— START OF INFORMATION SHOWN —
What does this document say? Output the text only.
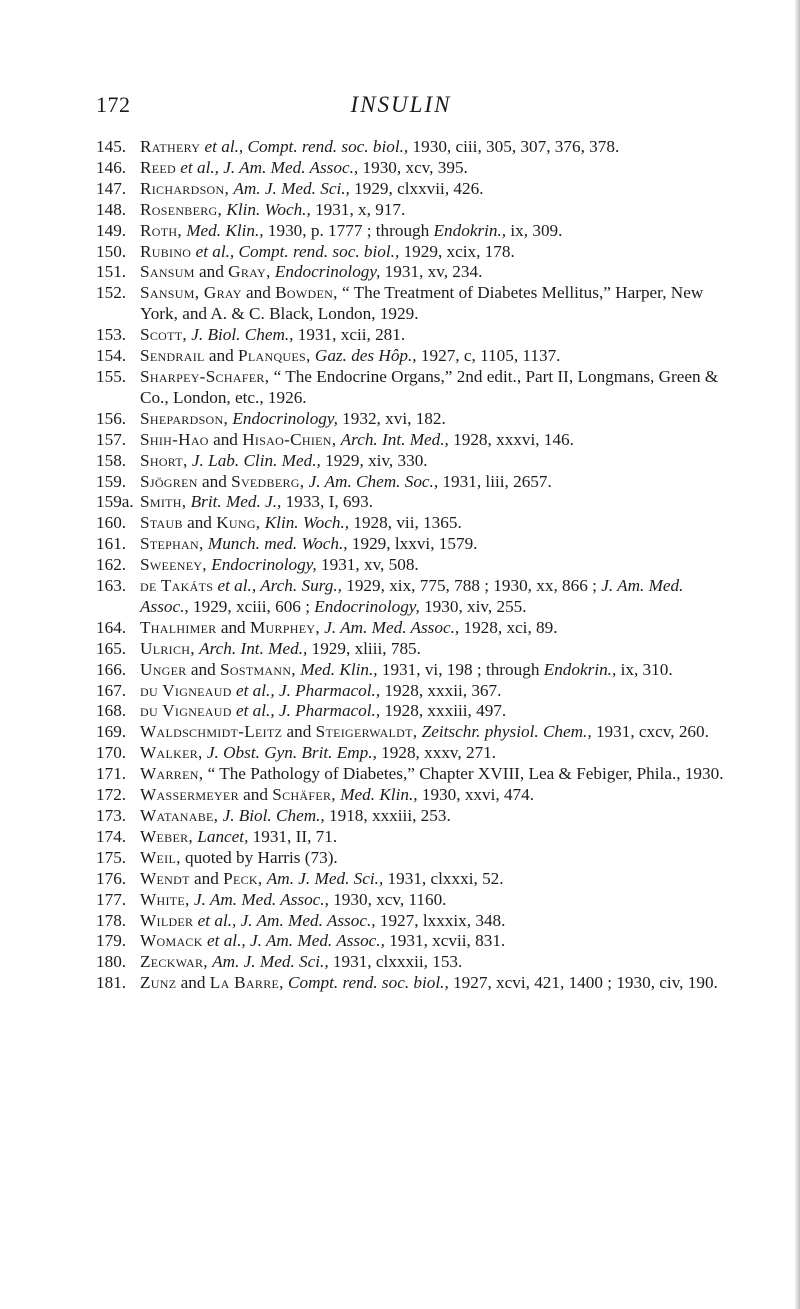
172	INSULIN
145. Rathery et al., Compt. rend. soc. biol., 1930, ciii, 305, 307, 376, 378.
146. Reed et al., J. Am. Med. Assoc., 1930, xcv, 395.
147. Richardson, Am. J. Med. Sci., 1929, clxxvii, 426.
148. Rosenberg, Klin. Woch., 1931, x, 917.
149. Roth, Med. Klin., 1930, p. 1777 ; through Endokrin., ix, 309.
150. Rubino et al., Compt. rend. soc. biol., 1929, xcix, 178.
151. Sansum and Gray, Endocrinology, 1931, xv, 234.
152. Sansum, Gray and Bowden, “ The Treatment of Diabetes Mellitus,” Harper, New York, and A. & C. Black, London, 1929.
153. Scott, J. Biol. Chem., 1931, xcii, 281.
154. Sendrail and Planques, Gaz. des Hôp., 1927, c, 1105, 1137.
155. Sharpey-Schafer, “ The Endocrine Organs,” 2nd edit., Part II, Longmans, Green & Co., London, etc., 1926.
156. Shepardson, Endocrinology, 1932, xvi, 182.
157. Shih-Hao and Hisao-Chien, Arch. Int. Med., 1928, xxxvi, 146.
158. Short, J. Lab. Clin. Med., 1929, xiv, 330.
159. Sjögren and Svedberg, J. Am. Chem. Soc., 1931, liii, 2657.
159a. Smith, Brit. Med. J., 1933, I, 693.
160. Staub and Kung, Klin. Woch., 1928, vii, 1365.
161. Stephan, Munch. med. Woch., 1929, lxxvi, 1579.
162. Sweeney, Endocrinology, 1931, xv, 508.
163. de Takáts et al., Arch. Surg., 1929, xix, 775, 788 ; 1930, xx, 866 ; J. Am. Med. Assoc., 1929, xciii, 606 ; Endocrinology, 1930, xiv, 255.
164. Thalhimer and Murphey, J. Am. Med. Assoc., 1928, xci, 89.
165. Ulrich, Arch. Int. Med., 1929, xliii, 785.
166. Unger and Sostmann, Med. Klin., 1931, vi, 198 ; through Endokrin., ix, 310.
167. du Vigneaud et al., J. Pharmacol., 1928, xxxii, 367.
168. du Vigneaud et al., J. Pharmacol., 1928, xxxiii, 497.
169. Waldschmidt-Leitz and Steigerwaldt, Zeitschr. physiol. Chem., 1931, cxcv, 260.
170. Walker, J. Obst. Gyn. Brit. Emp., 1928, xxxv, 271.
171. Warren, “ The Pathology of Diabetes,” Chapter XVIII, Lea & Febiger, Phila., 1930.
172. Wassermeyer and Schäfer, Med. Klin., 1930, xxvi, 474.
173. Watanabe, J. Biol. Chem., 1918, xxxiii, 253.
174. Weber, Lancet, 1931, II, 71.
175. Weil, quoted by Harris (73).
176. Wendt and Peck, Am. J. Med. Sci., 1931, clxxxi, 52.
177. White, J. Am. Med. Assoc., 1930, xcv, 1160.
178. Wilder et al., J. Am. Med. Assoc., 1927, lxxxix, 348.
179. Womack et al., J. Am. Med. Assoc., 1931, xcvii, 831.
180. Zeckwar, Am. J. Med. Sci., 1931, clxxxii, 153.
181. Zunz and La Barre, Compt. rend. soc. biol., 1927, xcvi, 421, 1400 ; 1930, civ, 190.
— END OF INFORMATION SHOWN —
» AIM OF THE TASK: Write out the material above again, word for word, minus its pictures.

» REPLY TO THE EXERCISE:
What does this document say? Output the text only.
172	INSULIN
145. Rathery et al., Compt. rend. soc. biol., 1930, ciii, 305, 307, 376, 378.
146. Reed et al., J. Am. Med. Assoc., 1930, xcv, 395.
147. Richardson, Am. J. Med. Sci., 1929, clxxvii, 426.
148. Rosenberg, Klin. Woch., 1931, x, 917.
149. Roth, Med. Klin., 1930, p. 1777 ; through Endokrin., ix, 309.
150. Rubino et al., Compt. rend. soc. biol., 1929, xcix, 178.
151. Sansum and Gray, Endocrinology, 1931, xv, 234.
152. Sansum, Gray and Bowden, “ The Treatment of Diabetes Mellitus,” Harper, New York, and A. & C. Black, London, 1929.
153. Scott, J. Biol. Chem., 1931, xcii, 281.
154. Sendrail and Planques, Gaz. des Hôp., 1927, c, 1105, 1137.
155. Sharpey-Schafer, “ The Endocrine Organs,” 2nd edit., Part II, Longmans, Green & Co., London, etc., 1926.
156. Shepardson, Endocrinology, 1932, xvi, 182.
157. Shih-Hao and Hisao-Chien, Arch. Int. Med., 1928, xxxvi, 146.
158. Short, J. Lab. Clin. Med., 1929, xiv, 330.
159. Sjögren and Svedberg, J. Am. Chem. Soc., 1931, liii, 2657.
159a. Smith, Brit. Med. J., 1933, I, 693.
160. Staub and Kung, Klin. Woch., 1928, vii, 1365.
161. Stephan, Munch. med. Woch., 1929, lxxvi, 1579.
162. Sweeney, Endocrinology, 1931, xv, 508.
163. de Takáts et al., Arch. Surg., 1929, xix, 775, 788 ; 1930, xx, 866 ; J. Am. Med. Assoc., 1929, xciii, 606 ; Endocrinology, 1930, xiv, 255.
164. Thalhimer and Murphey, J. Am. Med. Assoc., 1928, xci, 89.
165. Ulrich, Arch. Int. Med., 1929, xliii, 785.
166. Unger and Sostmann, Med. Klin., 1931, vi, 198 ; through Endokrin., ix, 310.
167. du Vigneaud et al., J. Pharmacol., 1928, xxxii, 367.
168. du Vigneaud et al., J. Pharmacol., 1928, xxxiii, 497.
169. Waldschmidt-Leitz and Steigerwaldt, Zeitschr. physiol. Chem., 1931, cxcv, 260.
170. Walker, J. Obst. Gyn. Brit. Emp., 1928, xxxv, 271.
171. Warren, “ The Pathology of Diabetes,” Chapter XVIII, Lea & Febiger, Phila., 1930.
172. Wassermeyer and Schäfer, Med. Klin., 1930, xxvi, 474.
173. Watanabe, J. Biol. Chem., 1918, xxxiii, 253.
174. Weber, Lancet, 1931, II, 71.
175. Weil, quoted by Harris (73).
176. Wendt and Peck, Am. J. Med. Sci., 1931, clxxxi, 52.
177. White, J. Am. Med. Assoc., 1930, xcv, 1160.
178. Wilder et al., J. Am. Med. Assoc., 1927, lxxxix, 348.
179. Womack et al., J. Am. Med. Assoc., 1931, xcvii, 831.
180. Zeckwar, Am. J. Med. Sci., 1931, clxxxii, 153.
181. Zunz and La Barre, Compt. rend. soc. biol., 1927, xcvi, 421, 1400 ; 1930, civ, 190.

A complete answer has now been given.